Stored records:
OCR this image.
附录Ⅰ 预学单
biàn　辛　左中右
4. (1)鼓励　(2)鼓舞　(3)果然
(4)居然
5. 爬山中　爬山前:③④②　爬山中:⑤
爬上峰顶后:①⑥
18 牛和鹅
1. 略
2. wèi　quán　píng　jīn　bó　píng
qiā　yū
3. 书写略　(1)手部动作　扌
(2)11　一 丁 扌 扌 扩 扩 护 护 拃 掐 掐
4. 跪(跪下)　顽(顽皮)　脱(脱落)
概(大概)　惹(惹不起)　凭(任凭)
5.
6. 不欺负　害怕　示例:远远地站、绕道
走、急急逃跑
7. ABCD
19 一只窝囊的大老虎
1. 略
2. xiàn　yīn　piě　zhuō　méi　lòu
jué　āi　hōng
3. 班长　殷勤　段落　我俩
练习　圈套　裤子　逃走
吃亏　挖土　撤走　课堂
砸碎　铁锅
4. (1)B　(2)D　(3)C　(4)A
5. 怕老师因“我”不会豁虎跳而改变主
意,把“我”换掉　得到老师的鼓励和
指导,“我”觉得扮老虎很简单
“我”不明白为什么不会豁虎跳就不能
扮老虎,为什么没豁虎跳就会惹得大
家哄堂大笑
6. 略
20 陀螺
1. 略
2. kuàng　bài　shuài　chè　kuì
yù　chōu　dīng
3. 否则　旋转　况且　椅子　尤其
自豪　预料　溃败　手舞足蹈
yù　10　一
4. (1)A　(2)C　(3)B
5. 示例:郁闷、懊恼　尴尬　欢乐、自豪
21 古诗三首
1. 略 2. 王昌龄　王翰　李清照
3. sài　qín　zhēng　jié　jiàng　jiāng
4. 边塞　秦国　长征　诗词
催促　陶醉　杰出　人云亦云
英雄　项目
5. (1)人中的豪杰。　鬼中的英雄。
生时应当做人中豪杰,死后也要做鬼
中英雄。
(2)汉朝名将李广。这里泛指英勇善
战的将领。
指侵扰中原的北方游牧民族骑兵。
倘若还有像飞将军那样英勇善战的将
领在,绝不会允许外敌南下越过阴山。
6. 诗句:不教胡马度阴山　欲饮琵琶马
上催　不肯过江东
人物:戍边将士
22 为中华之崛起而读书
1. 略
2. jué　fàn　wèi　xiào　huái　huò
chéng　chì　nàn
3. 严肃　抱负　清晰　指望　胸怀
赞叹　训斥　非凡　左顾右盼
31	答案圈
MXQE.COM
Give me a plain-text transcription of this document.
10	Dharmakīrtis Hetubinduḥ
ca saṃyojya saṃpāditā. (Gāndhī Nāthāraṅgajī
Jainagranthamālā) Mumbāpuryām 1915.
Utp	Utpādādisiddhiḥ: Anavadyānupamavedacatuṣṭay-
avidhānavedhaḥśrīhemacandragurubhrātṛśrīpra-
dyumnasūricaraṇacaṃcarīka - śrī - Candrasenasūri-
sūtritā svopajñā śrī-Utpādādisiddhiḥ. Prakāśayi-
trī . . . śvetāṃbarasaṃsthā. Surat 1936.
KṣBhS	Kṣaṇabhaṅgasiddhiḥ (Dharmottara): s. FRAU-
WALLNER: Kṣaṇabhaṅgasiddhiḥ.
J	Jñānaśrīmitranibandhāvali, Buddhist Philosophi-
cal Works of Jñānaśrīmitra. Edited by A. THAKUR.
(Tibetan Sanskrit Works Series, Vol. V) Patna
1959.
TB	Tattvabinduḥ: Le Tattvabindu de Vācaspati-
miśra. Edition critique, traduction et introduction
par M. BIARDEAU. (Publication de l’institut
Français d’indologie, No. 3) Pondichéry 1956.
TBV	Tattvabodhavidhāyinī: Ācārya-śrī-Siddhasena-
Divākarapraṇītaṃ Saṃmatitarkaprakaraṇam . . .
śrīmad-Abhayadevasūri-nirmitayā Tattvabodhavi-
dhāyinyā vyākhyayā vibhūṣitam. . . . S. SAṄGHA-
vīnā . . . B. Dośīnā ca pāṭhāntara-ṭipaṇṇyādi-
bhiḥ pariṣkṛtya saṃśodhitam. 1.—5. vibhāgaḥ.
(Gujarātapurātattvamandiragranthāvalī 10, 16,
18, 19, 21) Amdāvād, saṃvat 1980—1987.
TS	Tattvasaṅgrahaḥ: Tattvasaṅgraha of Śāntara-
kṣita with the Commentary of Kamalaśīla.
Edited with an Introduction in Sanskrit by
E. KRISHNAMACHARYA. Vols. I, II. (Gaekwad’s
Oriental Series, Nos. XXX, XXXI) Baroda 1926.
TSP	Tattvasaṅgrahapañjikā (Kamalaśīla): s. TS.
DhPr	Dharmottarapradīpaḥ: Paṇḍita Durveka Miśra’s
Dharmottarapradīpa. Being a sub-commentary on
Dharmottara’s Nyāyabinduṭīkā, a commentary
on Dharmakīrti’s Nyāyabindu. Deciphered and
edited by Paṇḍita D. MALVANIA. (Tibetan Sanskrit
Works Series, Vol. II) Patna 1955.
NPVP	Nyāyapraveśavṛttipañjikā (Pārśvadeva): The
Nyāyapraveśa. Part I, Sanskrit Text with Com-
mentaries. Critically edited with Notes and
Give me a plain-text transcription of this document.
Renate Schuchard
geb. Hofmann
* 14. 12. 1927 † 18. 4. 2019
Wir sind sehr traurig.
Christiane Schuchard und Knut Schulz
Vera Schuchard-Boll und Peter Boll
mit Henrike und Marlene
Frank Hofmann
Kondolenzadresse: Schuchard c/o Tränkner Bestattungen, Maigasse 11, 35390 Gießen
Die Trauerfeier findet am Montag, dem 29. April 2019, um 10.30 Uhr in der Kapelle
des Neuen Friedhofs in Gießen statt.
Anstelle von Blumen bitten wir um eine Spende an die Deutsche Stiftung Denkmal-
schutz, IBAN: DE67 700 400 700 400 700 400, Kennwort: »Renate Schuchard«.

# What is asked
Pick out each line containing the string "Renate" and copy it.

# Reply to the exercise
Renate Schuchard
schutz, IBAN: DE67 700 400 700 400 700 400, Kennwort: »Renate Schuchard«.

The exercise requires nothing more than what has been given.